> _Requirement_
Look for the string "Europeană" in the lines and copy each line that has it.

> _Records to use_

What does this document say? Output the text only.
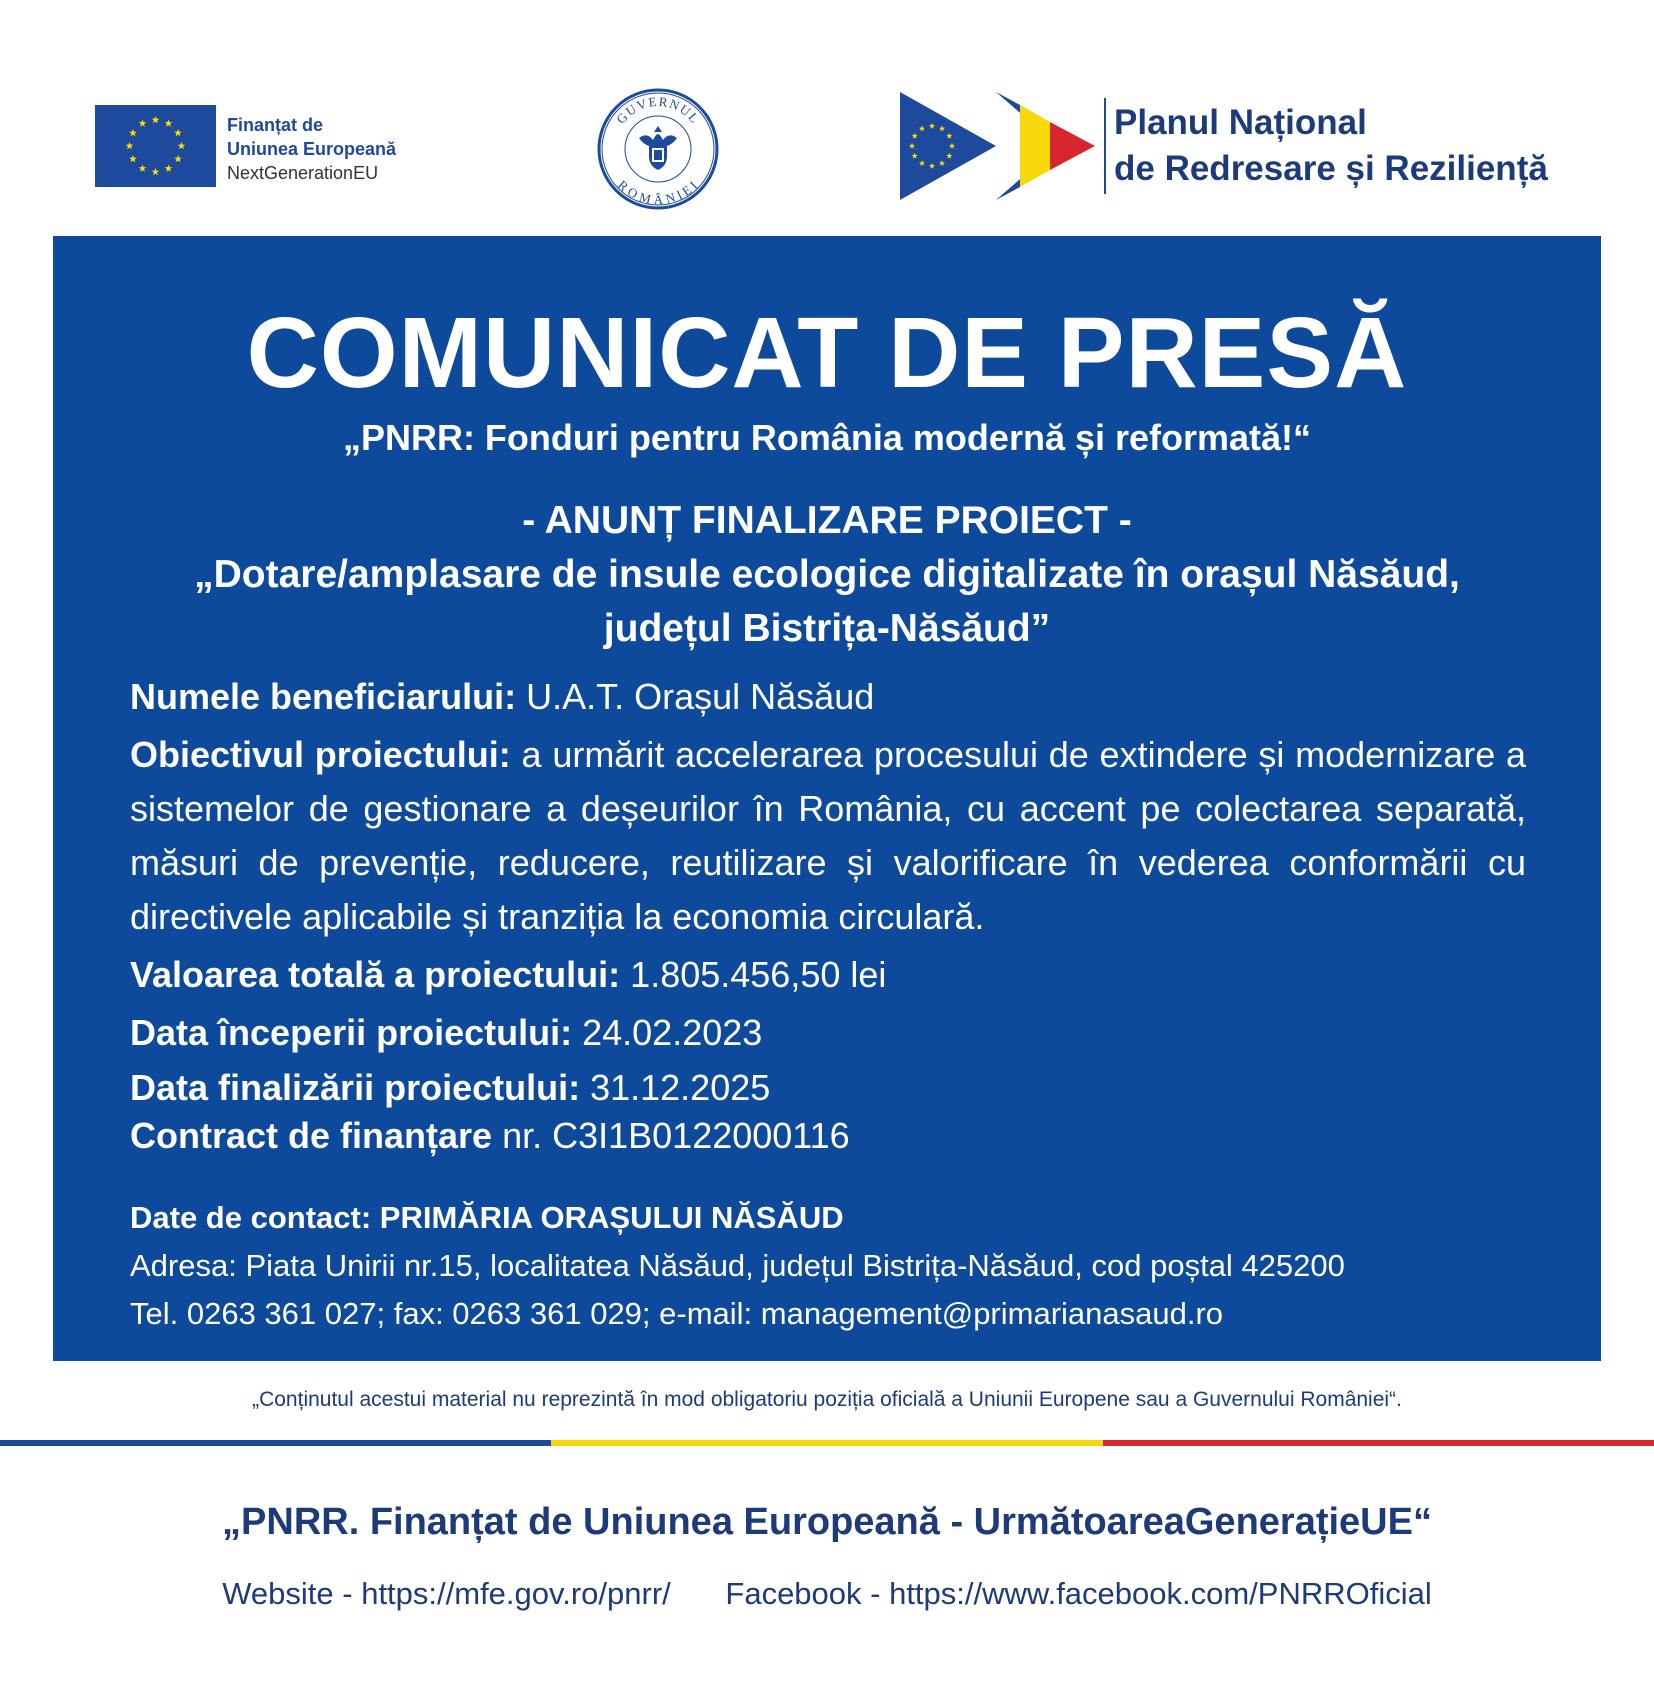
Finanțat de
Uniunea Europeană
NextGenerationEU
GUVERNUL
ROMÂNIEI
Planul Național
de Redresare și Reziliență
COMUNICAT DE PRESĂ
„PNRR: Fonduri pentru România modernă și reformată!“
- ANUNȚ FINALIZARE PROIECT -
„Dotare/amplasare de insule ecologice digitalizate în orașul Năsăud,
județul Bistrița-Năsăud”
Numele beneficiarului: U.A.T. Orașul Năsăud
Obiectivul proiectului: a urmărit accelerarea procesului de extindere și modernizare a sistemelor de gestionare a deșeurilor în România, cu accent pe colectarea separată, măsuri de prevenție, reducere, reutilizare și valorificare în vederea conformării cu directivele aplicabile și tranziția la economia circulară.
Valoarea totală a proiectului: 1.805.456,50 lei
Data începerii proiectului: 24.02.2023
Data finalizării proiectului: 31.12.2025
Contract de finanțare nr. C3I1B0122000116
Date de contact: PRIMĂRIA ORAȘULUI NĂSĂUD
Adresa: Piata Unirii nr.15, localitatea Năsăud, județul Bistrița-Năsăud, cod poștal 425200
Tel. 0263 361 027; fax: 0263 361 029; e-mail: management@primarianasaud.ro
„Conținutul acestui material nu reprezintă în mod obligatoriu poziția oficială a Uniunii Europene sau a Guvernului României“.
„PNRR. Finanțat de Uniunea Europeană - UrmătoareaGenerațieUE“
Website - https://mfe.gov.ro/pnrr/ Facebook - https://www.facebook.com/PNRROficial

> _Solution to this exercise_
Uniunea Europeană
„PNRR. Finanțat de Uniunea Europeană - UrmătoareaGenerațieUE“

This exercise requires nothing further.